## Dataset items
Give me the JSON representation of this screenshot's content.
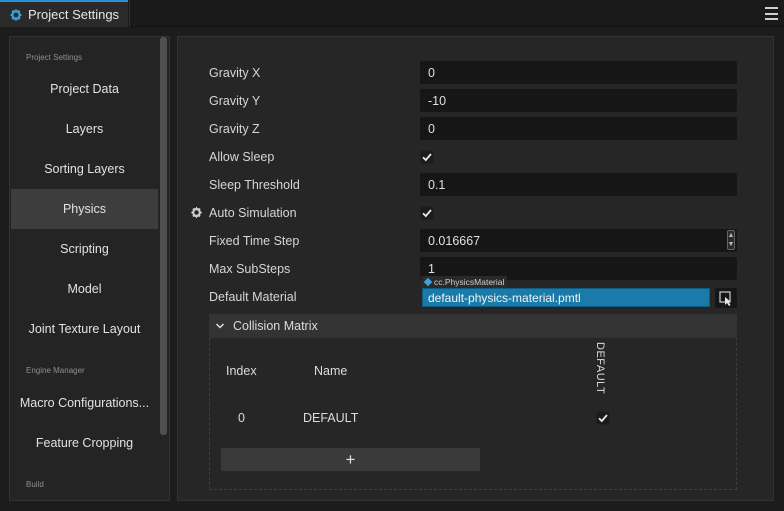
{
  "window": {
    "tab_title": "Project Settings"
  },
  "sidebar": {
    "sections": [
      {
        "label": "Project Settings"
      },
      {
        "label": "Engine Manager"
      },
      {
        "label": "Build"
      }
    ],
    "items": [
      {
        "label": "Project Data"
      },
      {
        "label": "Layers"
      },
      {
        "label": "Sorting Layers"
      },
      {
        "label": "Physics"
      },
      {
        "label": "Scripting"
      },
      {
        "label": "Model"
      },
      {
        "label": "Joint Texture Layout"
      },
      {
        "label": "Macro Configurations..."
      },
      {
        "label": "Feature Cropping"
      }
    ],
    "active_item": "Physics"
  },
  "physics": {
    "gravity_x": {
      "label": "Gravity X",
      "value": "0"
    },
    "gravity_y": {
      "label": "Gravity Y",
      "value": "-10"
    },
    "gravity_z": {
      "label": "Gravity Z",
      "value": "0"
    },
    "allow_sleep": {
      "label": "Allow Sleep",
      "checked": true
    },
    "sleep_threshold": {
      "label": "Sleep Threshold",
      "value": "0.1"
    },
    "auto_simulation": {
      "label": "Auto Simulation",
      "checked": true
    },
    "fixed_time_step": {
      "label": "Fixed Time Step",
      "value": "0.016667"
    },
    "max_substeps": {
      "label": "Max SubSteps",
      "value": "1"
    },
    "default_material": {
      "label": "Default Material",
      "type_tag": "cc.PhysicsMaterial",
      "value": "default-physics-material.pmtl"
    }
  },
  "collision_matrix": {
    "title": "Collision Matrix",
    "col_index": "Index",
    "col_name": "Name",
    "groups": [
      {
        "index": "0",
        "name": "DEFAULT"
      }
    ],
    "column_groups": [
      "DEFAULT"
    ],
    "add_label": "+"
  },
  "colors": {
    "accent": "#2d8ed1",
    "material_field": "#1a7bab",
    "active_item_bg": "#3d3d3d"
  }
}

---

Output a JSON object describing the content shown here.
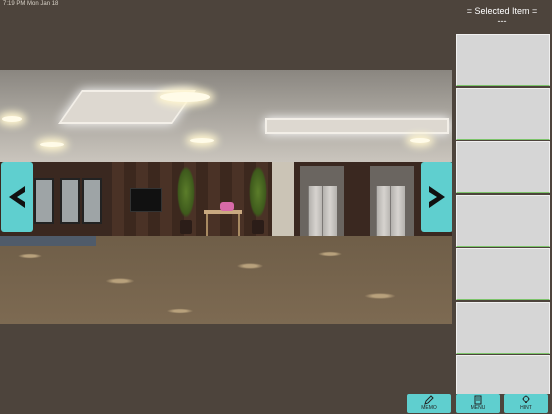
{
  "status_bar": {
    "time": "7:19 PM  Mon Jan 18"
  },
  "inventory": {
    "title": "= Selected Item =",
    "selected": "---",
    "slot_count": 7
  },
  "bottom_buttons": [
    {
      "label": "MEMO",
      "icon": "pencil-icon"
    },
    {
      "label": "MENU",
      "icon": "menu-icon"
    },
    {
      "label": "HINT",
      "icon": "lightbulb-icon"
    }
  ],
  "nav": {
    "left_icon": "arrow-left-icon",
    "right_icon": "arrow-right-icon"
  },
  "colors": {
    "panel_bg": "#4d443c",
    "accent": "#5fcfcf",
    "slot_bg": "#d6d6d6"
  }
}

## THE EXERCISE
Pick out each line containing "Settings" and report it.

## FULL OUTPUT
    "tab_title": "Project Settings"
        "label": "Project Settings"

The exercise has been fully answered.